Эта книга писалась при молчаливом и явном неодобрении моего окружения, и если бы не личный мой опыт и сила убеждения, которой я обязан пяти лагерным годам – возможно, что я подчинился бы коллективному внушению, как это делают другие участники “заговора молчания”.
Отношение к проблеме советских лагерей является для меня ныне пробным камнем в оценке порядочности человека. Не в меньшей мере, чем отношение к антисемитизму.
В самом деле, достаточно упомянуть о жертвах лагерей, чтобы у людей, которые при каждой другой оказии полны медовой доброты и демократической отзывчивости на малейшее несовершенство мира, вдруг выросли волчьи клыки, и обнаружилась абсолютная невосприимчивость слуха и ожесточение сердца – как в известном рассказе Стивенсона о м-ре Джекилле и м-ре Гайде.
Каждое происходящее в мире преступление должно быть названо во всеуслышание по имени. Иначе борьба против него невозможна. Ни одно попрание человеческого права не смеет остаться анонимным. Лозунг слабых людей – “не говорите вслух! не называйте по имени!” – есть лозунг бесчестный. В известной мере он делает их сообщниками преступления.
“Горе слабым!” – этой мудрости научило меня пятилетнее пребывание в советском подземном царстве. Удел слабых – рабство или гибель. Жестокий и страшный смысл этих слов надо понять, не для того, чтобы преклониться перед слепым насилием, которое нам угрожает повсюду. Горе слабым! Я видел и разделил судьбу слабых в советской стране. За тысячи километров от центров террора, далеко за границей сталинской власти, я еще видел подлый заячий страх слабых. Я научился ненавидеть насилие в его зародыше. Зародыш всякого насилия – в смирении слабых.
Единственный ответ на жестокую правду. Горе слабым! – заключается в том, что Право обязано облечься в силу. Против силы бесправия – сила права. Из сознания права – родится смелость защищать попранное право человека – и нужная сила.

------------------------------------------------------------------------

*Задание 1:*
Сколько лет провел автор текста о советских лагерях в лагерях?
*Задание 2:*
Отредактируйте фрагмент текста о советских лагерях, начиная со слов "В самом деле, достаточно" и далее вплоть до слов "их сообщниками преступления.": вместо "волчьи" поставьте "звериные".
*Задание 3:*
Продолжите текст о советских лагерях с того места, где он заканчивается.

*Исходные данные:*
------------------------------------------------------------------------

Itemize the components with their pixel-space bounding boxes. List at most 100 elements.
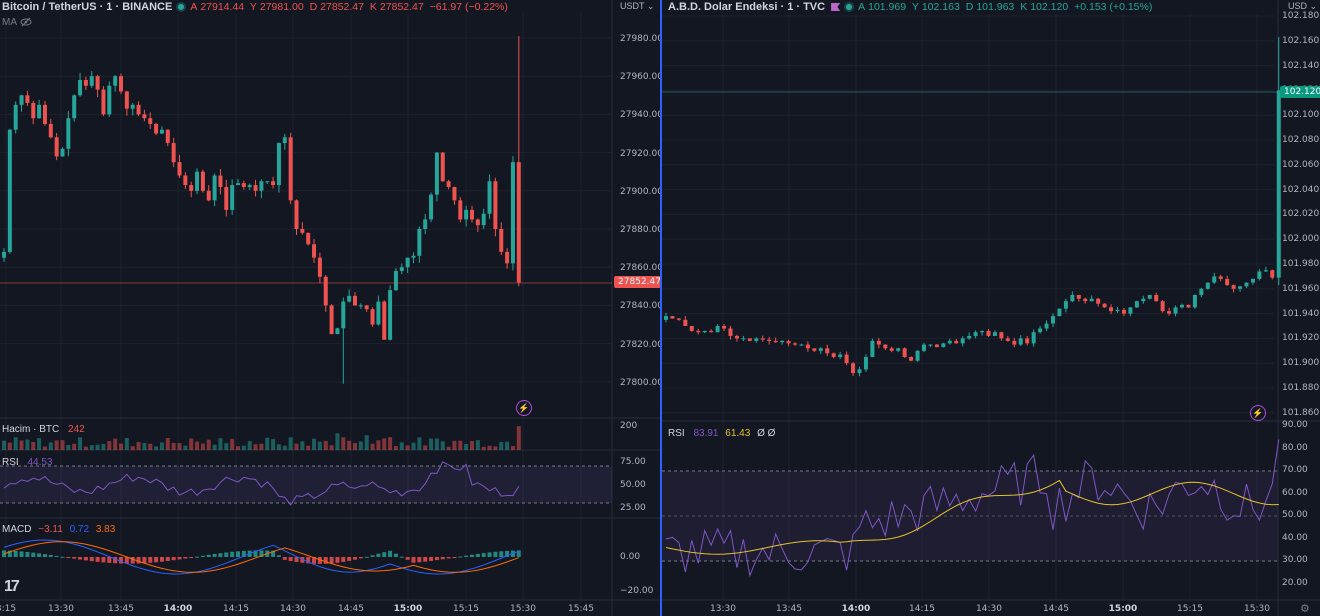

------------------------------------------------------------------------

*Правильный ответ 1:*
Пять лет.

*Правильный ответ 2:*
В самом деле, достаточно упомянуть о жертвах лагерей, чтобы у людей, которые при каждой другой оказии полны медовой доброты и демократической отзывчивости на малейшее несовершенство мира, вдруг выросли звериные клыки, и обнаружилась абсолютная невосприимчивость слуха и ожесточение сердца – как в известном рассказе Стивенсона о м-ре Джекилле и м-ре Гайде.
Каждое происходящее в мире преступление должно быть названо во всеуслышание по имени. Иначе борьба против него невозможна. Ни одно попрание человеческого права не смеет остаться анонимным. Лозунг слабых людей – “не говорите вслух! не называйте по имени!” – есть лозунг бесчестный. В известной мере он делает их сообщниками преступления.

*Правильный ответ 3:*
До тех пор, пока сознание демократического мира примиряется с существованием резервата рабства в Советском Союзе, нет надежды на то, что мы предотвратим угрозу рабства в нашей собственной среде.

ЧУДО В СЛАВГОРОДЕ

С именем покойного Леонтия Альбертовича Соловейчика, скончавшегося в Париже, связана история, которая звучит как сказка. Но это быль, и притом из тех былей, которые стоит запомнить каждому в наше трудное время.
Между 1941 и 1948 годом Леонтий Альбертович прожил 7 лет в сибирской ссылке, в Славгороде Алтайском. Он был не один. Летом 1941 года из Литвы были вывезены десятки тысяч неугодных советской власти людей. В Славгороде собралась большая колония литовских ссыльных. Вместе с ссыльными из Польши они составили семью в несколько сот человек – остров среди советского населения, в свою очередь далеко не однородного.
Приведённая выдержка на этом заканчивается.